SHORT EXERCISE:
Skip the pictures and extract all of the lines exactly as written.
*** PROVIDED RECORDS
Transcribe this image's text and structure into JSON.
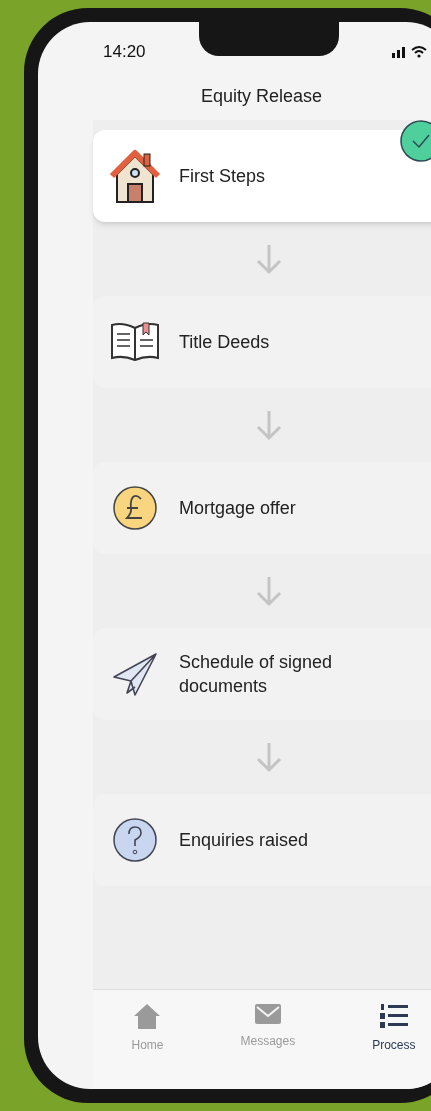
{
  "status_bar": {
    "time": "14:20"
  },
  "header": {
    "title": "Equity Release"
  },
  "steps": [
    {
      "kind": "house",
      "label": "First Steps",
      "done": true
    },
    {
      "kind": "book",
      "label": "Title Deeds",
      "done": false
    },
    {
      "kind": "pound",
      "label": "Mortgage offer",
      "done": false
    },
    {
      "kind": "plane",
      "label": "Schedule of signed documents",
      "done": false
    },
    {
      "kind": "question",
      "label": "Enquiries raised",
      "done": false
    }
  ],
  "tab_bar": [
    {
      "kind": "home",
      "label": "Home",
      "selected": false
    },
    {
      "kind": "messages",
      "label": "Messages",
      "selected": false
    },
    {
      "kind": "process",
      "label": "Process",
      "selected": true
    }
  ]
}
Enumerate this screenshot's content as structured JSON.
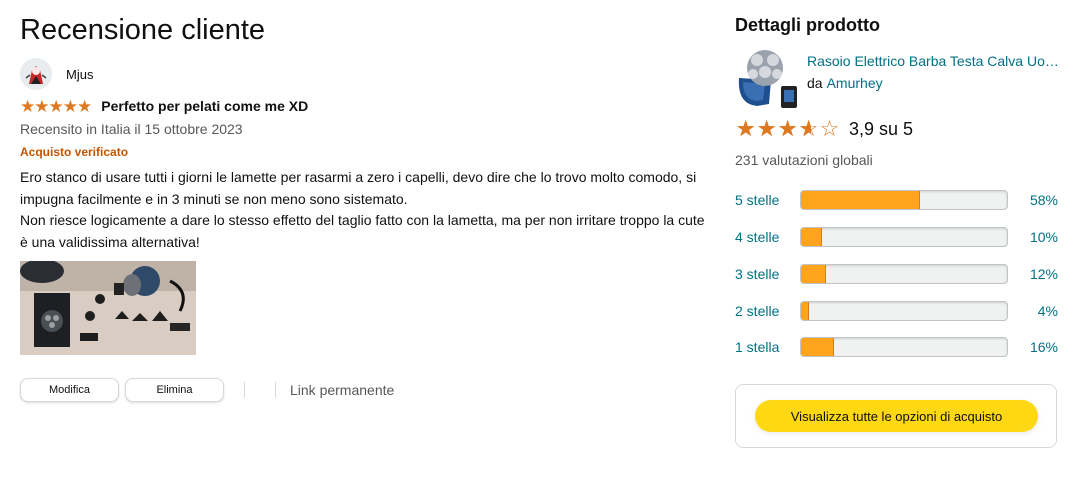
******
WRITTEN ANSWER:
Transcribe this image's text and structure into JSON.
{
  "status_bar": {
    "time": "14:20"
  },
  "header": {
    "title": "Equity Release"
  },
  "steps": [
    {
      "kind": "house",
      "label": "First Steps",
      "done": true
    },
    {
      "kind": "book",
      "label": "Title Deeds",
      "done": false
    },
    {
      "kind": "pound",
      "label": "Mortgage offer",
      "done": false
    },
    {
      "kind": "plane",
      "label": "Schedule of signed documents",
      "done": false
    },
    {
      "kind": "question",
      "label": "Enquiries raised",
      "done": false
    }
  ],
  "tab_bar": [
    {
      "kind": "home",
      "label": "Home",
      "selected": false
    },
    {
      "kind": "messages",
      "label": "Messages",
      "selected": false
    },
    {
      "kind": "process",
      "label": "Process",
      "selected": true
    }
  ]
}
Enumerate this screenshot's content as structured JSON.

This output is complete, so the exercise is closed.